== Extract
Cyber Sutton

Asked about the motivation for recent cyberattacks on the Swift (Society for Worldwide Interbank Financial Telecommunication) system, banking security consultant Shane Shook said

These hacks specifically target financial institutions because smaller efforts result in much larger thefts. It’s much more efficient than stealing from consumers.

Shades of Slick Willie.

Taking the lead

The BBC has a surprising headline:

Screenshot 2016-04-15 11.30.25

Leading financial institutions welcomed a crackdown on tax dodging? That’s a surprise. Which institutions are these? Goldman Sachs? Deutsche Bank? Maybe UBS? Well, no. What they mean are International Financial Institutions (capitalised), which is a different thing from financial institutions (such as banks) that happen to act internationally and have the world economy by the throat. Government institutions. Somewhat less surprising.

Even the reference to “financial institutions” (plural) is misleading, since the only institution that is mentioned by name in the article is the IMF. Maybe the World Bank requested anonymity.
====
== Data extract
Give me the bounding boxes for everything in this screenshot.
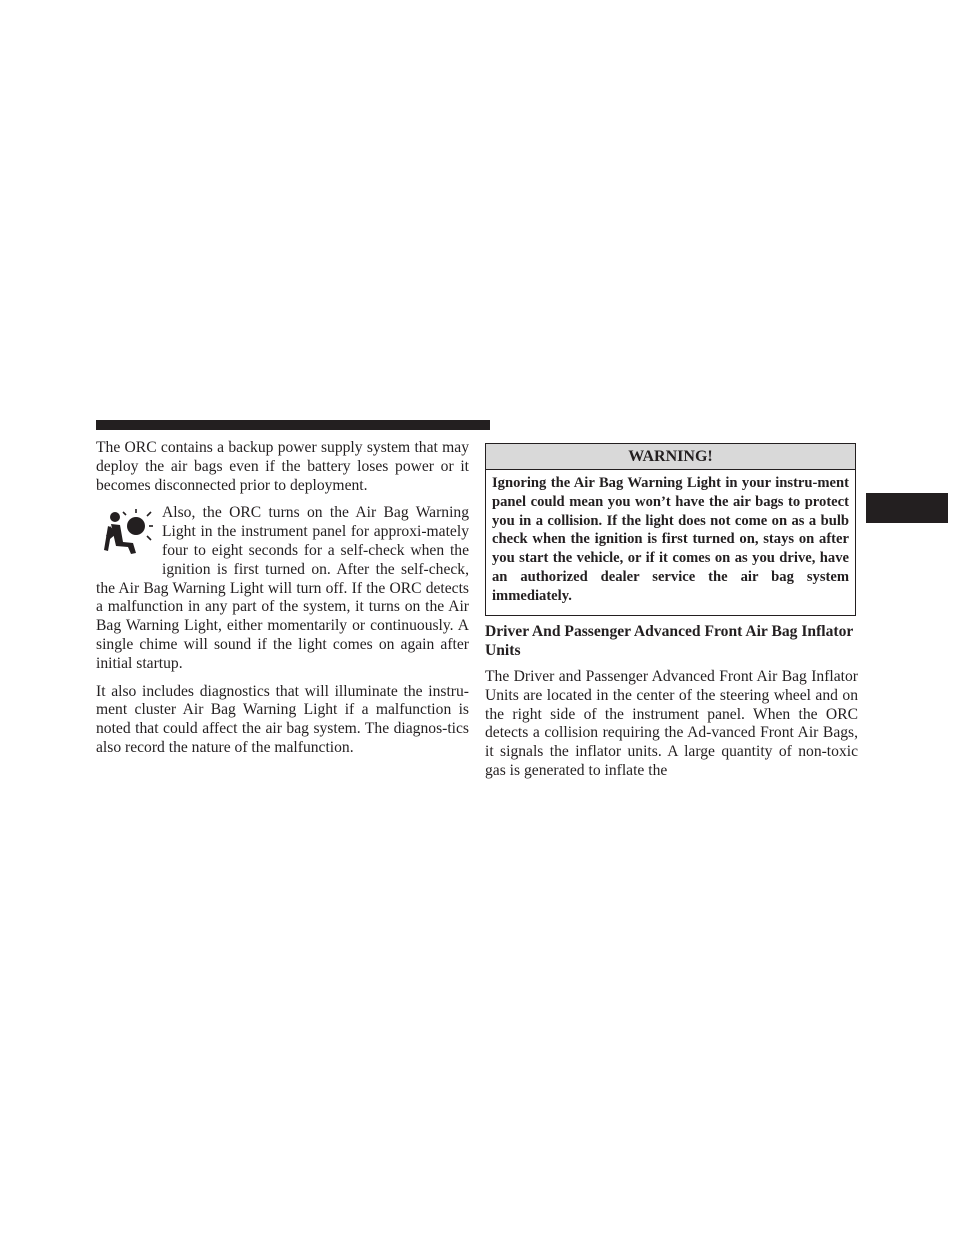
left-column <box>96 439 469 767</box>
orc-backup-power-paragraph: The ORC contains a backup power supply system that may deploy the air bags even if the battery loses power or it becomes disconnected prior to deployment. <box>96 439 469 494</box>
warning-text: Ignoring the Air Bag Warning Light in your instru-ment panel could mean you won’t have the air bags to protect you in a collision. If the light does not come on as a bulb check when the ignition is first turned on, stays on after you start the vehicle, or if it comes on as you drive, have an authorized dealer service the air bag system immediately. <box>492 475 849 604</box>
chapter-tab-marker <box>866 493 948 523</box>
warning-box <box>485 443 856 616</box>
air-bag-warning-icon <box>96 506 154 564</box>
inflator-units-paragraph: The Driver and Passenger Advanced Front Air Bag Inflator Units are located in the center of the steering wheel and on the right side of the instrument panel. When the ORC detects a collision requiring the Ad-vanced Front Air Bags, it signals the inflator units. A large quantity of non-toxic gas is generated to inflate the <box>485 668 858 779</box>
air-bag-warning-light-paragraph <box>96 504 469 673</box>
diagnostics-paragraph: It also includes diagnostics that will illuminate the instru-ment cluster Air Bag Warning Light if a malfunction is noted that could affect the air bag system. The diagnos-tics also record the nature of the malfunction. <box>96 682 469 756</box>
section-body <box>485 668 858 781</box>
section-heading: Driver And Passenger Advanced Front Air Bag Inflator Units <box>485 623 854 659</box>
air-bag-warning-light-text: Also, the ORC turns on the Air Bag Warning Light in the instrument panel for approxi-mately four to eight seconds for a self-check when the ignition is first turned on. After the self-check, the Air Bag Warning Light will turn off. If the ORC detects a malfunction in any part of the system, it turns on the Air Bag Warning Light, either momentarily or continuously. A single chime will sound if the light comes on again after initial startup. <box>96 504 469 672</box>
section-rule-bar <box>96 420 490 430</box>
warning-title: WARNING! <box>486 444 855 470</box>
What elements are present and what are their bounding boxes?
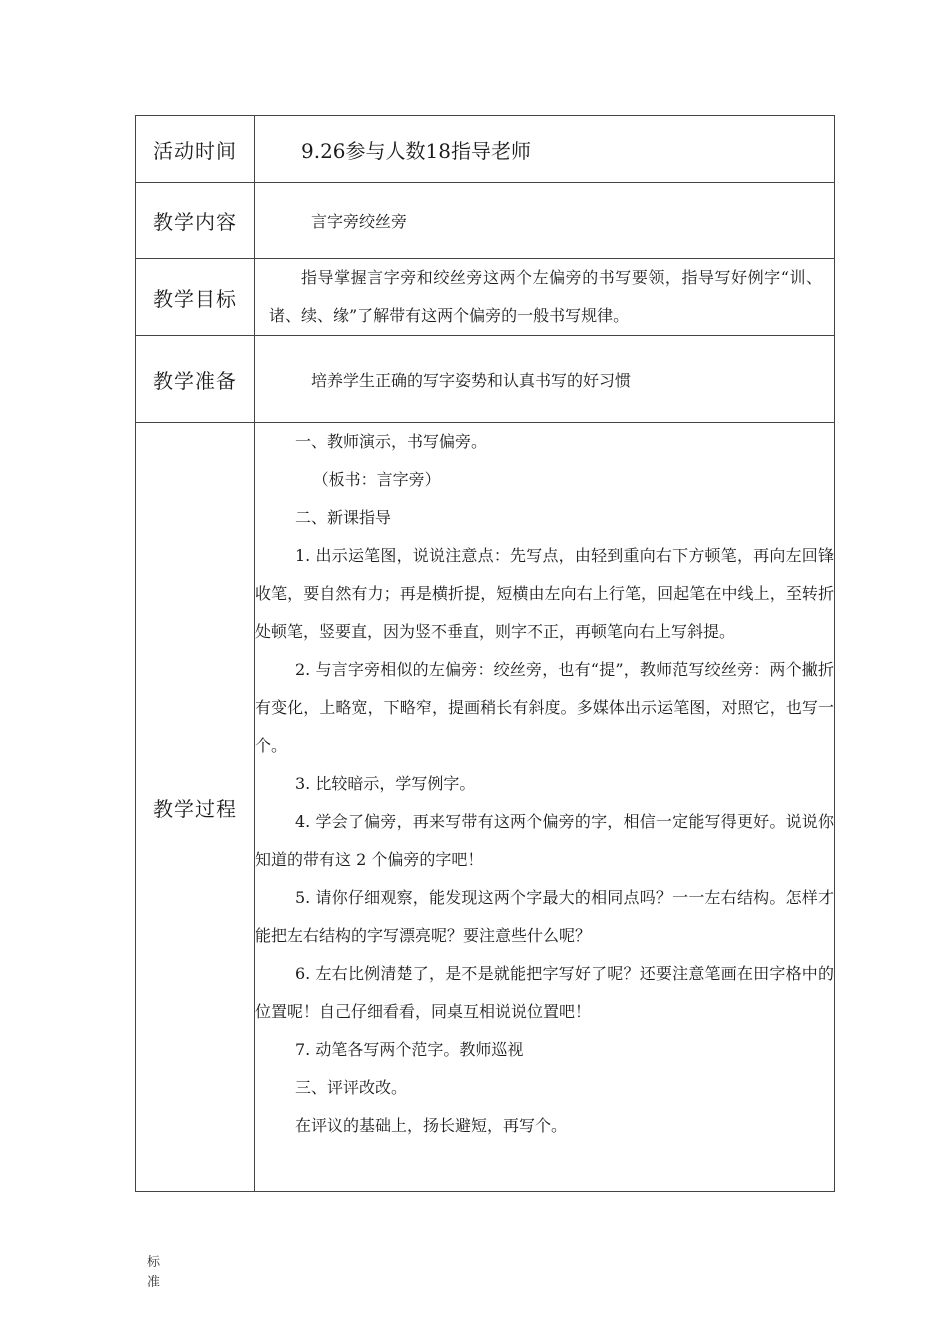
====
Work to complete →
List every organization the blog post names, in the order they first appear. Answer using only the blog post.

In response →
Swift (Society for Worldwide Interbank Financial Telecommunication), the BBC, Goldman Sachs, Deutsche Bank, UBS, the IMF, the World Bank